### Task prompt:
Where the word "Demand" occurs in a line, return that line.

### Task inputs:
· · · · · · ·

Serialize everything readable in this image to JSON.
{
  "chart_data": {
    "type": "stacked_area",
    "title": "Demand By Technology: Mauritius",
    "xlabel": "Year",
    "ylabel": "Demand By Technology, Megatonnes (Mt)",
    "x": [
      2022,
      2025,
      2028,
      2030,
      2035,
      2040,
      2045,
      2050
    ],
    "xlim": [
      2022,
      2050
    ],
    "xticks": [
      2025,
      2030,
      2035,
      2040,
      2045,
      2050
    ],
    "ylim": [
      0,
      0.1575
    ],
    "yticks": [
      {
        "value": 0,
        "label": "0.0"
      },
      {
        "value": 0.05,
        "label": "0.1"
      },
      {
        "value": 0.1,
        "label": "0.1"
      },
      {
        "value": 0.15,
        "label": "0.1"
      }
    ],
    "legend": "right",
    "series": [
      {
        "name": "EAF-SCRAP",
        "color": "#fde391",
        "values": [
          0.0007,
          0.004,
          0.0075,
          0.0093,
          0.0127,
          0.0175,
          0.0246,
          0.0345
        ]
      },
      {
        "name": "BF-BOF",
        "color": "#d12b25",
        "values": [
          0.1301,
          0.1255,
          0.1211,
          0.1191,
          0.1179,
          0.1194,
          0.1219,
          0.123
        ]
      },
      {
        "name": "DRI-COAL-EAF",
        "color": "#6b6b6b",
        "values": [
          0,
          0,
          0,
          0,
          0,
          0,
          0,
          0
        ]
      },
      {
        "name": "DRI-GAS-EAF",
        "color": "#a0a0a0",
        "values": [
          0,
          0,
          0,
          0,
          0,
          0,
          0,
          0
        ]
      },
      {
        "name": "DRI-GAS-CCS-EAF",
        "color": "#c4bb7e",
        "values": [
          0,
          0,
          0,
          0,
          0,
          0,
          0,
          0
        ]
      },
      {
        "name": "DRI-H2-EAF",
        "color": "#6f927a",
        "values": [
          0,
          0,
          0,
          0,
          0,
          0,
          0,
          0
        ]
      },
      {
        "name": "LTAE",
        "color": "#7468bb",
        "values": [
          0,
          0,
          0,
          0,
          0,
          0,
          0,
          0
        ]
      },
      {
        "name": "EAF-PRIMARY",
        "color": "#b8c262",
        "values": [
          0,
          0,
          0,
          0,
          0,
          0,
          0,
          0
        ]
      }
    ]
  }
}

· · · · · · ·

### Complete response:
    "title": "Demand By Technology: Mauritius",
    "ylabel": "Demand By Technology, Megatonnes (Mt)",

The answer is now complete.